• Task prompt:
Find the word "from" in the listing; pull out each line holding it.

● ● ●

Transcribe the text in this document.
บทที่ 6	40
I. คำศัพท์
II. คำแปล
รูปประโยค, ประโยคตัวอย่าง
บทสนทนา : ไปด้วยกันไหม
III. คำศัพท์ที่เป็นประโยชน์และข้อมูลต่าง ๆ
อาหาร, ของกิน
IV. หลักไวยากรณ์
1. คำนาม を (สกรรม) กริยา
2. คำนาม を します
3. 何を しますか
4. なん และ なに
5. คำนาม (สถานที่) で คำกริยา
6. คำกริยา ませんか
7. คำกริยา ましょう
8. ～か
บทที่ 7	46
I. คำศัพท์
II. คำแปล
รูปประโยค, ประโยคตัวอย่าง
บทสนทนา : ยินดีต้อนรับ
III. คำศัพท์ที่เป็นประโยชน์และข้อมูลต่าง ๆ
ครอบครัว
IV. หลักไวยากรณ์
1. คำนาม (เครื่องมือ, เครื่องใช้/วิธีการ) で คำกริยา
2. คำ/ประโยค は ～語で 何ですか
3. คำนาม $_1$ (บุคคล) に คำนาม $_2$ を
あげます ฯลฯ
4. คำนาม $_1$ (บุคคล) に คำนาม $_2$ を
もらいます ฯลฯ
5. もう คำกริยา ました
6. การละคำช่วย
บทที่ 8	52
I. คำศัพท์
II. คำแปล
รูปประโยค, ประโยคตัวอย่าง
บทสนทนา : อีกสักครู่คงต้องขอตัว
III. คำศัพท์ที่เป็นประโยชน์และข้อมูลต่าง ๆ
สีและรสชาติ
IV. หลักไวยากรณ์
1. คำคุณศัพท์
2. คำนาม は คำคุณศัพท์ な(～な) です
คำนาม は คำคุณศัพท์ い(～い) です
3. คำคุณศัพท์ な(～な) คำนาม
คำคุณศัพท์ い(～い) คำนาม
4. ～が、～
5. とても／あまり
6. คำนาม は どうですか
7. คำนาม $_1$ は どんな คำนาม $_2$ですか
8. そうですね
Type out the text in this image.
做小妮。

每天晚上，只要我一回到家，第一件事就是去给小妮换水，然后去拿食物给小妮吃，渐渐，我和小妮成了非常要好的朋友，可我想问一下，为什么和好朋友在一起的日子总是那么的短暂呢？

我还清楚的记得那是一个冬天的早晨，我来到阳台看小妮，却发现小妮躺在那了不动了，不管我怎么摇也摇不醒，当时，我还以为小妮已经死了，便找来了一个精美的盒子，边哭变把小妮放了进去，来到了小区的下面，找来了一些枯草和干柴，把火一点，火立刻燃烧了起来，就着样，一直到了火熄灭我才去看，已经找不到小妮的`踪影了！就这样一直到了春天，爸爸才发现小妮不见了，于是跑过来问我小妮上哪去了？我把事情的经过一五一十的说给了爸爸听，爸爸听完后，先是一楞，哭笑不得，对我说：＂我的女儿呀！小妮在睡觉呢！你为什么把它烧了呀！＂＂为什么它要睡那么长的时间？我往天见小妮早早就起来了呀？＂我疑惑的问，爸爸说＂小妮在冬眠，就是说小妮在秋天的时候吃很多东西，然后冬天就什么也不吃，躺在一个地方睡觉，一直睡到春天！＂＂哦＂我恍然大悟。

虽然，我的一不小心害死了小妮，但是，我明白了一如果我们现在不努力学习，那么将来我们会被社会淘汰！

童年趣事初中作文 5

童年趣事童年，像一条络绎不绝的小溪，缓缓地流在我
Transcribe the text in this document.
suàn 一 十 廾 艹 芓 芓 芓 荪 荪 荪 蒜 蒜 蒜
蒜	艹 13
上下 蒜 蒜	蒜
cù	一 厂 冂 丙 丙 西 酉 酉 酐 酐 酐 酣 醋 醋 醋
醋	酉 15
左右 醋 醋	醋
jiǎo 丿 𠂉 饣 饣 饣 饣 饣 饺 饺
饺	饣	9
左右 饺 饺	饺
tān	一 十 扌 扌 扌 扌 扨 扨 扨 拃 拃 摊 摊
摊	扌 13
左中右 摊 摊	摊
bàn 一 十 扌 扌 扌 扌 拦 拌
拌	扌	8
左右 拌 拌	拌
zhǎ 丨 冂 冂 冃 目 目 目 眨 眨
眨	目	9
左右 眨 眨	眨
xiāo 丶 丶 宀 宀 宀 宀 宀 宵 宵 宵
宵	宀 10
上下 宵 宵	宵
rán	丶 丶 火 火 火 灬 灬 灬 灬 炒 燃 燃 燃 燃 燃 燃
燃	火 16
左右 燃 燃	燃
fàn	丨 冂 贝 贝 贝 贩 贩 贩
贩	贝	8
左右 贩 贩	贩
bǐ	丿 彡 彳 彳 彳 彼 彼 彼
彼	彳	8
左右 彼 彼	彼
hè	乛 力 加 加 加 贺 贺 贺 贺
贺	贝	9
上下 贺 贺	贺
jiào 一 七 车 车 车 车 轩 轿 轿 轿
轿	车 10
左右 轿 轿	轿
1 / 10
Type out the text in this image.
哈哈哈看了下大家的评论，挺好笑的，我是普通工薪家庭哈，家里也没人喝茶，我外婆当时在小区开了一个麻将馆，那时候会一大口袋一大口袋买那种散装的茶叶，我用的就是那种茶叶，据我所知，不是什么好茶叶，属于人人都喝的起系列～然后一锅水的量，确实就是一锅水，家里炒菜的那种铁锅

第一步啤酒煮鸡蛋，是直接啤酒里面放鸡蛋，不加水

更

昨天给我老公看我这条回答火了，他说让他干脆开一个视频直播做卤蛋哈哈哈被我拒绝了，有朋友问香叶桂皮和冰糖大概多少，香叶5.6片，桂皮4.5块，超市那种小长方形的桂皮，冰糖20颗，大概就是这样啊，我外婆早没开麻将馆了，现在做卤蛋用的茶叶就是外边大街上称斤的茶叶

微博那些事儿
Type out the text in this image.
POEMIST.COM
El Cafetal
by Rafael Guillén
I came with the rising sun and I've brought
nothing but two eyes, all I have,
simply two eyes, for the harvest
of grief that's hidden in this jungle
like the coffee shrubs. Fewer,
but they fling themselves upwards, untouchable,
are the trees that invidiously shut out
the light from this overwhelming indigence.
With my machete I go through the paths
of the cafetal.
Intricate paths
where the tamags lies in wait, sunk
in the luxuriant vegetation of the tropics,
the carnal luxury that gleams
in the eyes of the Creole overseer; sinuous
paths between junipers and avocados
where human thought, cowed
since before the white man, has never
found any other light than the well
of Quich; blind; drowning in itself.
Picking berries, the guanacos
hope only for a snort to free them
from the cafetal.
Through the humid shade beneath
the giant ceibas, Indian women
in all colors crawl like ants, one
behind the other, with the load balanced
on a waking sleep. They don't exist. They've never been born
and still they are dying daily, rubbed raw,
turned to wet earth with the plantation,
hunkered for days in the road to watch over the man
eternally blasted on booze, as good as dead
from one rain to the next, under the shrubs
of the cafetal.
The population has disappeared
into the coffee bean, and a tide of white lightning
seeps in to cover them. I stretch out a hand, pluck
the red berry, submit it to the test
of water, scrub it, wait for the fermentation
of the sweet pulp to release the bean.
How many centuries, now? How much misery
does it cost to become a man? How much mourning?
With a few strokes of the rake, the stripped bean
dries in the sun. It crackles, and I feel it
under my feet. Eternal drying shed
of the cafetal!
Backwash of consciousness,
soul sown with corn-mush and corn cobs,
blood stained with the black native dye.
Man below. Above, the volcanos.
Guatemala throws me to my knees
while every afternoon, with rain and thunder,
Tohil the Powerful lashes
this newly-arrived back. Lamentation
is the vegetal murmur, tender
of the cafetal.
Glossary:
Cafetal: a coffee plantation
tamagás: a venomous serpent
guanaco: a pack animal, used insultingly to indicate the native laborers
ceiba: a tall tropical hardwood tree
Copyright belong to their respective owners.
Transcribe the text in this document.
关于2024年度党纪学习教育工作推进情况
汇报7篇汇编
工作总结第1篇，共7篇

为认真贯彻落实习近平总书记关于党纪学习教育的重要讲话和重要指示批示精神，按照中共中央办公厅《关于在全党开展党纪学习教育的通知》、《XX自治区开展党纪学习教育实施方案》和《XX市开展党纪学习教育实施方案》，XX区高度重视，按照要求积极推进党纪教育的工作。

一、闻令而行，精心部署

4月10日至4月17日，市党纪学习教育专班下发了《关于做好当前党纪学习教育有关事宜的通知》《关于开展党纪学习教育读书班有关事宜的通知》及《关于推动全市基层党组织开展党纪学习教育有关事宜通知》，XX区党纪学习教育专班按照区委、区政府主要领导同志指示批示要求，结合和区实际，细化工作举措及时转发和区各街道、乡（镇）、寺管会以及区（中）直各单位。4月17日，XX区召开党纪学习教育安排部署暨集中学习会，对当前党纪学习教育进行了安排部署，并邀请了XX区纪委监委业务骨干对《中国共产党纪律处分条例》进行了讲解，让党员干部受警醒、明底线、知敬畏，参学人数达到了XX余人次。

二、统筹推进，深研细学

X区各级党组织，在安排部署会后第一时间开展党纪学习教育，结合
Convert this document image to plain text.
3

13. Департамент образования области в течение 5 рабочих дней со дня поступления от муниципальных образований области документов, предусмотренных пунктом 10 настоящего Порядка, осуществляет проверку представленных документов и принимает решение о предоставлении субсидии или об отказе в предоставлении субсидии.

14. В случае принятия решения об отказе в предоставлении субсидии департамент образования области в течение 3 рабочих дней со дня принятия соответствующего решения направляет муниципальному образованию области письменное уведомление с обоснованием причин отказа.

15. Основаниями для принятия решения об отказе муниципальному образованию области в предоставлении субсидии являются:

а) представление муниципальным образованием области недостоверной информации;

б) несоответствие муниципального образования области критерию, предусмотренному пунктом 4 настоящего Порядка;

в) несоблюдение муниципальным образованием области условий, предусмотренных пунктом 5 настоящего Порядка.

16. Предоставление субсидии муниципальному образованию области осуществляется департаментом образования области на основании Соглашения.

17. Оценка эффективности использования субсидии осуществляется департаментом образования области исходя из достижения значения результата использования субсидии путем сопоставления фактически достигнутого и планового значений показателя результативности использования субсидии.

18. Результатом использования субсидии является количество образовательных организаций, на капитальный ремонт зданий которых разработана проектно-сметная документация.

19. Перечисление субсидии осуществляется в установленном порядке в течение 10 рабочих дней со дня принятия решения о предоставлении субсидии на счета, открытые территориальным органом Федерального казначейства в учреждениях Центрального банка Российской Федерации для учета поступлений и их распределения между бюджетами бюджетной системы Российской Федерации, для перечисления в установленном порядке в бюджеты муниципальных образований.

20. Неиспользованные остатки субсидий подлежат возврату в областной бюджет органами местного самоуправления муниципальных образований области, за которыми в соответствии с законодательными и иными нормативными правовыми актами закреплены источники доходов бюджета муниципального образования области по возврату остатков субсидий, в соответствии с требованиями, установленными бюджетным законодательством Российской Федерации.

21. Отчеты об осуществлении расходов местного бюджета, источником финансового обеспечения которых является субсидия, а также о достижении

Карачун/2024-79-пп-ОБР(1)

● ● ●

• Result:
the light from this overwhelming indigence.
from the cafetal.
from one rain to the next, under the shrubs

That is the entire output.